EXERCISE TASKS ▸
1 – Print the stretch of the oil painting thread from "## Darfion (Sep 17, 2006)" through "in my mind.".
2 – Answer these questions from the oil painting thread:
(a) What is the only kind of paint tempra claims to be good with?
(b) In Darfion's reply to LaFoto, why would coming across the scene be spooky?
(c) What does sthvtsh say they love about the painting?

>> START SUPPLIED PASSAGE

# Latest oil - untitled



## Darfion (Sep 16, 2006)




----------



## tempra (Sep 17, 2006)

Pretty cool Darren, I like the reflections in the water has a sort of autumnal / winter feel to it.

Wish I could paint, but I'm only any good with emulsion!


----------



## LaFoto (Sep 17, 2006)

Cool one (found your subtle hint to this in Tempras Iron Giants thread ) ... I can't do a thing other than push the shutter release button (assuming I can do that :roll: ) not even with coloured pencils! Hmph. 
But I think I would have liked that scene and taken a photo if I had come across it somehow somewhere .


----------



## Darfion (Sep 17, 2006)

LaFoto said:
			
		

> But I think I would have liked that scene and taken a photo if I had come across it somehow somewhere .



Now that would be spooky as it's all in my mind.


----------



## LaFoto (Sep 17, 2006)

Then, indeed, it would be spooky :shock:  !!!


----------



## Rob (Sep 22, 2006)

Very cool Darren! I also can't paint, so it's doubly impressive!!

Rob


----------



## sthvtsh (Nov 22, 2006)

It's beautiful. =) Love the color of the water.


----------

>> END SUPPLIED PASSAGE
>> START DATASET

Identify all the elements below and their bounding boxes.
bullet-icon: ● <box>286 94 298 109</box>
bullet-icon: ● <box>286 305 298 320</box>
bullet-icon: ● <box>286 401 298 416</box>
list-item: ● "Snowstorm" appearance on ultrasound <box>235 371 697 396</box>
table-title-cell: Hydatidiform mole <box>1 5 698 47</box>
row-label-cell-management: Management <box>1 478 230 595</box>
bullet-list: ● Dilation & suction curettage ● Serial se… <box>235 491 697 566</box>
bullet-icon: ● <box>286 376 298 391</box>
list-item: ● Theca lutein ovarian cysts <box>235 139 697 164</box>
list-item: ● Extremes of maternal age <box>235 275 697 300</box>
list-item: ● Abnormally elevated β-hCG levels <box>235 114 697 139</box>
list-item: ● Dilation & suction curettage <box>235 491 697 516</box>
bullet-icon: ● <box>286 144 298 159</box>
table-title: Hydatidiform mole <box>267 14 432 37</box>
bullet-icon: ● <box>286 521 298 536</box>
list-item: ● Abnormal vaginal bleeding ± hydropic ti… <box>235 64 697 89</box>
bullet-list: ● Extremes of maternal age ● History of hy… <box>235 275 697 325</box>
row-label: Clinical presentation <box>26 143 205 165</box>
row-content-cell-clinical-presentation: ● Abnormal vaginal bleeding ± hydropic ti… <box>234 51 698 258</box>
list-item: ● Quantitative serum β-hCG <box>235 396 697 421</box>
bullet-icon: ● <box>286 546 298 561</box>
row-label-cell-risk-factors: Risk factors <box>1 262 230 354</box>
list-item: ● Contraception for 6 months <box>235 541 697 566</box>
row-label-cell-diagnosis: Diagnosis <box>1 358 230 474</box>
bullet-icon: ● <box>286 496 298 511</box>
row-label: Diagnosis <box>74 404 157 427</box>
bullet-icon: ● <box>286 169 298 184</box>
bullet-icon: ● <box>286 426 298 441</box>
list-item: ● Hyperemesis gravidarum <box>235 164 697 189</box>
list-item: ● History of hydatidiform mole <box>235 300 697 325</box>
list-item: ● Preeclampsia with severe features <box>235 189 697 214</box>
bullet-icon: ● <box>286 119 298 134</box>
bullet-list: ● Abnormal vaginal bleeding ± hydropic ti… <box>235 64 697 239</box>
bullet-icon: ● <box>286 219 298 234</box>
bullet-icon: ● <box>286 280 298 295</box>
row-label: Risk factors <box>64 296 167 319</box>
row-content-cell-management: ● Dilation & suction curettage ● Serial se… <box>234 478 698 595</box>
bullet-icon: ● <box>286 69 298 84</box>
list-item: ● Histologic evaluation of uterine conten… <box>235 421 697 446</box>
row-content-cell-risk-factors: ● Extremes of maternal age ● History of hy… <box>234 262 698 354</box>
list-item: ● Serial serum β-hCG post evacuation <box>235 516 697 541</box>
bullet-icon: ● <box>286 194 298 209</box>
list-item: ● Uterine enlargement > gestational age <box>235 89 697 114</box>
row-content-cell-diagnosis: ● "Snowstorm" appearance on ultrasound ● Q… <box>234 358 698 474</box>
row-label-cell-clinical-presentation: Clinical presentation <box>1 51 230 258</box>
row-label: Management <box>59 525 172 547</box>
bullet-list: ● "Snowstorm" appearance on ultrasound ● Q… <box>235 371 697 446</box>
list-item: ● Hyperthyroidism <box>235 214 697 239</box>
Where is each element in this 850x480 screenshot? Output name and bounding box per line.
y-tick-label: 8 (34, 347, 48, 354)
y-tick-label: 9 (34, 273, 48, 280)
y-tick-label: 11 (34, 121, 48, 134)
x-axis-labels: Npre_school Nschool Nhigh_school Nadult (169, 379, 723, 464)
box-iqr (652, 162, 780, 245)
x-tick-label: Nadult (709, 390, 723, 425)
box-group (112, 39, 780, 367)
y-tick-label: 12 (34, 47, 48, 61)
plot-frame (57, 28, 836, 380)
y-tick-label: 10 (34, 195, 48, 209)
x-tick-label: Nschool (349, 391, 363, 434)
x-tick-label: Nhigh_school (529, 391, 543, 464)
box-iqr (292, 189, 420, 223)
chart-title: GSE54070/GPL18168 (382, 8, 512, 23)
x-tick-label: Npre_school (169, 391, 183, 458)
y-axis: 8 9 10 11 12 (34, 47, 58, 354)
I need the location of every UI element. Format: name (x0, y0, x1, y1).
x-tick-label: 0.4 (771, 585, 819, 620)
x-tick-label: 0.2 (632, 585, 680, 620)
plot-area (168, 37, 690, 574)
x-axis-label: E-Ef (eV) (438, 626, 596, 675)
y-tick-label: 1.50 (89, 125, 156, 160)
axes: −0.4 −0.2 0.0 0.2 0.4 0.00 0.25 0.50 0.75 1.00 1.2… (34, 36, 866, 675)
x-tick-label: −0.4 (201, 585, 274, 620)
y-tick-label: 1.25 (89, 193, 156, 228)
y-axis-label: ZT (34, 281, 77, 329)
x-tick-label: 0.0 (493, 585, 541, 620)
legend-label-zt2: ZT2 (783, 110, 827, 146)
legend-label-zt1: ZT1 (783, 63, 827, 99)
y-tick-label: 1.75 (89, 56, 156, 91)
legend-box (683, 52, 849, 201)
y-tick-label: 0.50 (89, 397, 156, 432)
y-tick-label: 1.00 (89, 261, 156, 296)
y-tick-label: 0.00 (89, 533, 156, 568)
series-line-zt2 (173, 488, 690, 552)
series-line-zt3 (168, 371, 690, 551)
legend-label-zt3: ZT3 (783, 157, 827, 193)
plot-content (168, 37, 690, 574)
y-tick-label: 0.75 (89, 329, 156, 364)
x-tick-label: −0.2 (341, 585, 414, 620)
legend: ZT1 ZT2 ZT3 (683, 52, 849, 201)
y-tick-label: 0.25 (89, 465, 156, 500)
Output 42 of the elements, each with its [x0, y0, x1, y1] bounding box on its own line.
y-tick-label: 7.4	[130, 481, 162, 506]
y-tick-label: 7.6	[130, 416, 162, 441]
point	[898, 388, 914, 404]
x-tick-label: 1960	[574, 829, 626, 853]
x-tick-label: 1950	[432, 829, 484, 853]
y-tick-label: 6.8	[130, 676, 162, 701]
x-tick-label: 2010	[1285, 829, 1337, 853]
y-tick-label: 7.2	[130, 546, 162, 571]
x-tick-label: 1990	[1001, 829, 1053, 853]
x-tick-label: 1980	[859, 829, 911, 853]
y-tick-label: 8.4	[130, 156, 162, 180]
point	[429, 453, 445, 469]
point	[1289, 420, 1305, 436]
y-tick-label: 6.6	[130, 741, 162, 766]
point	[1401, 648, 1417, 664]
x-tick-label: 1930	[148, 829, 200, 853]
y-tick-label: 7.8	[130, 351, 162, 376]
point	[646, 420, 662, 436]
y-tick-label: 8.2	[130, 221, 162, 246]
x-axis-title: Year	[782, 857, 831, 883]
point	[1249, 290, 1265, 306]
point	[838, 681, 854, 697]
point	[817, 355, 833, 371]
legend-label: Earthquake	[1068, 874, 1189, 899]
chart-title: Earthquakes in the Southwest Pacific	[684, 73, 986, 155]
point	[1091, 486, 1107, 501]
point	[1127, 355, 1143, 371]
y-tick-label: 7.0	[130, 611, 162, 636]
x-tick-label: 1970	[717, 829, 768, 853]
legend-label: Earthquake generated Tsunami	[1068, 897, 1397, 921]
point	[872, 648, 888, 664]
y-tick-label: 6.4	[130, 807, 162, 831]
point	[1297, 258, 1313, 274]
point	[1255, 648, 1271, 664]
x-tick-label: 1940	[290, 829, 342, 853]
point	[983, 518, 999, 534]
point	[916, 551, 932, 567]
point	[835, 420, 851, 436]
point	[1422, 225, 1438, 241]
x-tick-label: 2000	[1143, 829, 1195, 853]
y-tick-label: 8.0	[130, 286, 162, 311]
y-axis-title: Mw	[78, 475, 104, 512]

>> END DATASET

EXERCISE SOLUTIONS ▸
1 –
## Darfion (Sep 17, 2006)

LaFoto said:
			
		

> But I think I would have liked that scene and taken a photo if I had come across it somehow somewhere .



Now that would be spooky as it's all in my mind.

2 –
(a) Emulsion.
(b) Because the scene is all in Darfion's mind.
(c) The color of the water.